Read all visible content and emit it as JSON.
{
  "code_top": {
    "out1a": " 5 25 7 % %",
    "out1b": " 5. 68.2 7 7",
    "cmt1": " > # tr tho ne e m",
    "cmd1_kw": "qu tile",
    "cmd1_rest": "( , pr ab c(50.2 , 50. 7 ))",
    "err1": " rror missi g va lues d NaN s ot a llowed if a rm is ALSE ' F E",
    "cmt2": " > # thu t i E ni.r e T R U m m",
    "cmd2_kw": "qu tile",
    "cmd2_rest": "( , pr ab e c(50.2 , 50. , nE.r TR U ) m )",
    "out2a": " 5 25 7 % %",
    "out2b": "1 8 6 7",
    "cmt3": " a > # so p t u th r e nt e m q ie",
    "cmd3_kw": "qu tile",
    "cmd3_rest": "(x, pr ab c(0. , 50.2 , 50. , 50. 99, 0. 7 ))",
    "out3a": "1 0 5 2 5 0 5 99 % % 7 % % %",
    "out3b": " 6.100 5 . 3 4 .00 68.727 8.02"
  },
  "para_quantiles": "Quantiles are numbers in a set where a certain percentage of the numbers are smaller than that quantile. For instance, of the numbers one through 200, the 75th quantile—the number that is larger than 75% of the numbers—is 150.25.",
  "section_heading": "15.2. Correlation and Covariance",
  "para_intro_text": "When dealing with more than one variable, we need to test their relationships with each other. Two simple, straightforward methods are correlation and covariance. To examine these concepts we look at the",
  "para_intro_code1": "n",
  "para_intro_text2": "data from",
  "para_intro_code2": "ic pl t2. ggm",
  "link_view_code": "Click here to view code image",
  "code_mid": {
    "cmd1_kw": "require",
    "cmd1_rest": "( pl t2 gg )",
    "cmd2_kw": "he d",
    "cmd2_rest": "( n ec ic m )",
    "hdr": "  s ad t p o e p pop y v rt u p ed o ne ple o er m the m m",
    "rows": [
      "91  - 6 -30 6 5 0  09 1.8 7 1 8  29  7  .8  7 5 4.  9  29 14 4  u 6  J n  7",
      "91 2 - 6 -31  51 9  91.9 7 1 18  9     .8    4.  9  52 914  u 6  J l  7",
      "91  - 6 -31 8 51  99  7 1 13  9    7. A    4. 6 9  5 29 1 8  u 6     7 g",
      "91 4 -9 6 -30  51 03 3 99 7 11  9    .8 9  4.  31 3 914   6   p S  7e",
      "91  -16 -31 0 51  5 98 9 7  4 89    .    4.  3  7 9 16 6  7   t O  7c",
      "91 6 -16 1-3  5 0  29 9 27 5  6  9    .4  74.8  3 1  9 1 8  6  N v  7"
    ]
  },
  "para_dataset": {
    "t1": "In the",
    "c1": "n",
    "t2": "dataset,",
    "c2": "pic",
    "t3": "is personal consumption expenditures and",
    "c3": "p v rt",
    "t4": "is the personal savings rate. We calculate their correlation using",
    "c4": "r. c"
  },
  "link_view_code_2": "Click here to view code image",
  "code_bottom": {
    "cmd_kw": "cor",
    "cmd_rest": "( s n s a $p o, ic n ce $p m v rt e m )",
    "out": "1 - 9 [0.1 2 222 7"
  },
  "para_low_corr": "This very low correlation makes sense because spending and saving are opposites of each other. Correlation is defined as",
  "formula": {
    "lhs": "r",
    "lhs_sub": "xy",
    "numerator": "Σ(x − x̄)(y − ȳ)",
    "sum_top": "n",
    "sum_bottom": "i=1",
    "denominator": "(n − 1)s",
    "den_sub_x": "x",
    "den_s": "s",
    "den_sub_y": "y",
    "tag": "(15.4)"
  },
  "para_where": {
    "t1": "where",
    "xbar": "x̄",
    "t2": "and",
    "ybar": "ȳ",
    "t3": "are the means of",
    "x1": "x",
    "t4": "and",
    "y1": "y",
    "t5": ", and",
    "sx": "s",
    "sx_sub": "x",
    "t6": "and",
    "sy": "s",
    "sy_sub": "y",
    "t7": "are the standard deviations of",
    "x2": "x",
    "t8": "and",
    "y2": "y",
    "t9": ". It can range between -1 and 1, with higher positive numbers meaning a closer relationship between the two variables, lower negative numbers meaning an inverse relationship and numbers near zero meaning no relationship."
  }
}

================

*BRIEF*
Look through the records above and report how many lines hold the word "personal", giving only the number.

*EXERCISE OUTPUT*
2